▶ [Listing]:
/---

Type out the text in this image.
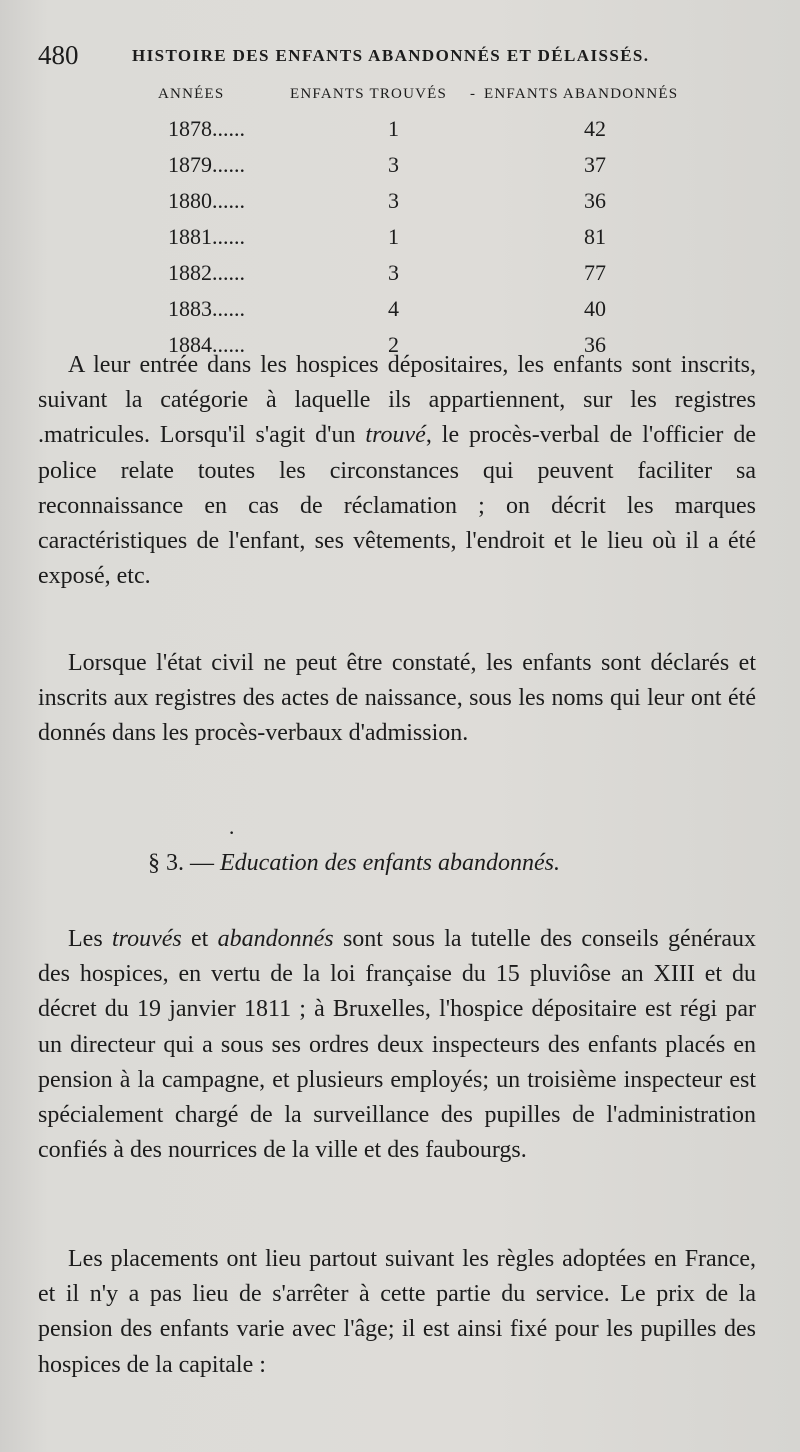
480	HISTOIRE DES ENFANTS ABANDONNÉS ET DÉLAISSÉS.
ANNÉES	ENFANTS TROUVÉS - ENFANTS ABANDONNÉS
1878......	1	42
1879......	3	37
1880......	3	36
1881......	1	81
1882......	3	77
1883......	4	40
1884......	2	36

A leur entrée dans les hospices dépositaires, les enfants sont inscrits, suivant la catégorie à laquelle ils appartiennent, sur les registres .matricules. Lorsqu'il s'agit d'un trouvé, le procès-verbal de l'officier de police relate toutes les circonstances qui peuvent faciliter sa reconnaissance en cas de réclamation ; on décrit les marques caractéristiques de l'enfant, ses vêtements, l'endroit et le lieu où il a été exposé, etc.

Lorsque l'état civil ne peut être constaté, les enfants sont déclarés et inscrits aux registres des actes de naissance, sous les noms qui leur ont été donnés dans les procès-verbaux d'admission.

·
§ 3. — Education des enfants abandonnés.

Les trouvés et abandonnés sont sous la tutelle des conseils généraux des hospices, en vertu de la loi française du 15 pluviôse an XIII et du décret du 19 janvier 1811 ; à Bruxelles, l'hospice dépositaire est régi par un directeur qui a sous ses ordres deux inspecteurs des enfants placés en pension à la campagne, et plusieurs employés; un troisième inspecteur est spécialement chargé de la surveillance des pupilles de l'administration confiés à des nourrices de la ville et des faubourgs.

Les placements ont lieu partout suivant les règles adoptées en France, et il n'y a pas lieu de s'arrêter à cette partie du service. Le prix de la pension des enfants varie avec l'âge; il est ainsi fixé pour les pupilles des hospices de la capitale :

\---

▶ [Description of the task]: Scan the material above. Copy each line where "sous" occurs.

▶ [Solution for this problem]:
Lorsque l'état civil ne peut être constaté, les enfants sont déclarés et inscrits aux registres des actes de naissance, sous les noms qui leur ont été donnés dans les procès-verbaux d'admission.
Les trouvés et abandonnés sont sous la tutelle des conseils généraux des hospices, en vertu de la loi française du 15 pluviôse an XIII et du décret du 19 janvier 1811 ; à Bruxelles, l'hospice dépositaire est régi par un directeur qui a sous ses ordres deux inspecteurs des enfants placés en pension à la campagne, et plusieurs employés; un troisième inspecteur est spécialement chargé de la surveillance des pupilles de l'administration confiés à des nourrices de la ville et des faubourgs.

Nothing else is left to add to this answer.